(Recorded data)

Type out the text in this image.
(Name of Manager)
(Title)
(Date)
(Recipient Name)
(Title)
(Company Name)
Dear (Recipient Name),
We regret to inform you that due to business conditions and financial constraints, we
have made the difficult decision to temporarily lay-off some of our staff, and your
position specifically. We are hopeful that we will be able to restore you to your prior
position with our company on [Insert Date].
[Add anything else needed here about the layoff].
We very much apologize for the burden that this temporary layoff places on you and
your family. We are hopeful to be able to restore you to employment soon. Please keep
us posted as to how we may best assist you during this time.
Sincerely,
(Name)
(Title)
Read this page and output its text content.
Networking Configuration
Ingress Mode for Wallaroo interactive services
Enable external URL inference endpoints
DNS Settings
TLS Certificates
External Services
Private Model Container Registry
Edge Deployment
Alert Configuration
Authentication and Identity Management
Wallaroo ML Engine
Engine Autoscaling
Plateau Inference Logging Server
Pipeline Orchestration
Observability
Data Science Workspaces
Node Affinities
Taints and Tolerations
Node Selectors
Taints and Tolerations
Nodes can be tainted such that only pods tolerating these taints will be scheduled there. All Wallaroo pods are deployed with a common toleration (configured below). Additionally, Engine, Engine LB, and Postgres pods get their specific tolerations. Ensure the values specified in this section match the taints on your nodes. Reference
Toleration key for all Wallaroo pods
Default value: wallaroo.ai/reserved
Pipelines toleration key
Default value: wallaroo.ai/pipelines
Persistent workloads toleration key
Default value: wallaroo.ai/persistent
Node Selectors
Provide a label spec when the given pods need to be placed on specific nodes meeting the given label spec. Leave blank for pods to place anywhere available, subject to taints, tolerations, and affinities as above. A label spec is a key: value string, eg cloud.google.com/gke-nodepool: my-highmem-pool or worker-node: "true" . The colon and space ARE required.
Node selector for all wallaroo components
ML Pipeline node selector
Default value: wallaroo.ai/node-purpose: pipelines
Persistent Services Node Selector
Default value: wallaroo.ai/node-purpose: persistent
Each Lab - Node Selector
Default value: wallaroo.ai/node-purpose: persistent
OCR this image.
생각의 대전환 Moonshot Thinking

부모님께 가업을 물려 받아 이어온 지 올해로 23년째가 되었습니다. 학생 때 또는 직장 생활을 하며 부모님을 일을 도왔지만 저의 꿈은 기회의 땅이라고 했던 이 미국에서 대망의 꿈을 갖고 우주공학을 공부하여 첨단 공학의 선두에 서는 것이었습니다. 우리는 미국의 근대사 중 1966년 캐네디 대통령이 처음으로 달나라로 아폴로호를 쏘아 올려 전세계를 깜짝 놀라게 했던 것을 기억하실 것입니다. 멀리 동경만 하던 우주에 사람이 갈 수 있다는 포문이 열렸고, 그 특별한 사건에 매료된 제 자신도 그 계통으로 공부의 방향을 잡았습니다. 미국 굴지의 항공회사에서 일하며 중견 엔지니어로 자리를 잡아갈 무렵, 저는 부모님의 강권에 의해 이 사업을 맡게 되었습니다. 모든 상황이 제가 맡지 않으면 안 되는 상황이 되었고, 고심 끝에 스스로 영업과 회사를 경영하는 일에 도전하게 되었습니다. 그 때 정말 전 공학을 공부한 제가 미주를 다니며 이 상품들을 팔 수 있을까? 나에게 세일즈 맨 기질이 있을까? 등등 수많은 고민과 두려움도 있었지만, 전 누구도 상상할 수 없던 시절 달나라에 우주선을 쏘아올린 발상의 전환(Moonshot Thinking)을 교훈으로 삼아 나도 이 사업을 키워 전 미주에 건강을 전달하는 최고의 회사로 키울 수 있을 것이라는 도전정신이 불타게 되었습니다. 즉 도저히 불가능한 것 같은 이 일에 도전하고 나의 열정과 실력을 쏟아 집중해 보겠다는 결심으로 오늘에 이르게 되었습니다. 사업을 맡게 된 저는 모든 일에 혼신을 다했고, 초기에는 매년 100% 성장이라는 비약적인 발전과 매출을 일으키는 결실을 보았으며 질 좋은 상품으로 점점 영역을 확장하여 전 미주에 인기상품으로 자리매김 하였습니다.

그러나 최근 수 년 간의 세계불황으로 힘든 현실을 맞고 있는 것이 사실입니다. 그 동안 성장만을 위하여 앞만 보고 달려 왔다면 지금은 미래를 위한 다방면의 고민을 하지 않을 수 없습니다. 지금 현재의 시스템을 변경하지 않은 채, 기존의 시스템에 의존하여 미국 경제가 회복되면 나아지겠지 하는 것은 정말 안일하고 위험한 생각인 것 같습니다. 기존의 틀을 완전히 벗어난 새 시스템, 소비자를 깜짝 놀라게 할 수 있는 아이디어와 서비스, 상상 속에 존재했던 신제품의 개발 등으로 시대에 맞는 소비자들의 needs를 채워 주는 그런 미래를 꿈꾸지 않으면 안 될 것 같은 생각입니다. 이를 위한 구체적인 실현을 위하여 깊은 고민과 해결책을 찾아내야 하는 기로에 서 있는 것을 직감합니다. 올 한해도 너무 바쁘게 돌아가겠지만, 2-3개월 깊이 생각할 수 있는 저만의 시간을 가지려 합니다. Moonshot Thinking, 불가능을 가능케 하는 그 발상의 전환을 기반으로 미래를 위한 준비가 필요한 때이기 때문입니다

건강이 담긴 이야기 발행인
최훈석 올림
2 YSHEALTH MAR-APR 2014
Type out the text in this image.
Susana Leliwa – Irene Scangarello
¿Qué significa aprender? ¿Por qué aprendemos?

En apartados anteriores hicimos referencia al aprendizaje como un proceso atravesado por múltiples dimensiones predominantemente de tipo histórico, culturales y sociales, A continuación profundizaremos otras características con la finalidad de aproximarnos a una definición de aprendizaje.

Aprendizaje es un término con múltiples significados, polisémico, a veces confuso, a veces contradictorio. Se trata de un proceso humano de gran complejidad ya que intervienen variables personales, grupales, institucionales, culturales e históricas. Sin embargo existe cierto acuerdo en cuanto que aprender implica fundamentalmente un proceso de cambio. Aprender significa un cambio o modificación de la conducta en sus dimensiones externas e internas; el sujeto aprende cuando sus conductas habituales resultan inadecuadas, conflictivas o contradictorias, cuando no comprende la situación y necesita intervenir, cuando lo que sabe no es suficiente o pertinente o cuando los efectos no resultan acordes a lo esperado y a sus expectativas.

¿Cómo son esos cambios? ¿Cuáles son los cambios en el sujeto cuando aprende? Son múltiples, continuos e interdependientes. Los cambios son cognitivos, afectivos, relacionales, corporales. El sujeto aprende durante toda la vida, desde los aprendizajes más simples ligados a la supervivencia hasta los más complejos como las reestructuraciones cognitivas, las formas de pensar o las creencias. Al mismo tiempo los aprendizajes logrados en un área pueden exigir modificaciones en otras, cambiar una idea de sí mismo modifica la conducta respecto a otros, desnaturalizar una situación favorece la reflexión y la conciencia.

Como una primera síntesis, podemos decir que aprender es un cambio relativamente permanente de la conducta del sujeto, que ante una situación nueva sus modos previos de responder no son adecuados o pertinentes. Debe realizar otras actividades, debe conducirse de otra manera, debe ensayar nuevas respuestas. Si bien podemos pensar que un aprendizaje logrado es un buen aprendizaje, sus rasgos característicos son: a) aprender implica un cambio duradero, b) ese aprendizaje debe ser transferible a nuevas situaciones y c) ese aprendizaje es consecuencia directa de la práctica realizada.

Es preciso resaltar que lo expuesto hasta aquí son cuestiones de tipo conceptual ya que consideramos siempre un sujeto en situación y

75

§ **EXERCISE**:
Return all the lines that contain the string "with".

§ **EXERCISE ANSWER**:
position with our company on [Insert Date].
Nodes can be tainted such that only pods tolerating these taints will be scheduled there. All Wallaroo pods are deployed with a common toleration (configured below). Additionally, Engine, Engine LB, and Postgres pods get their specific tolerations. Ensure the values specified in this section match the taints on your nodes. Reference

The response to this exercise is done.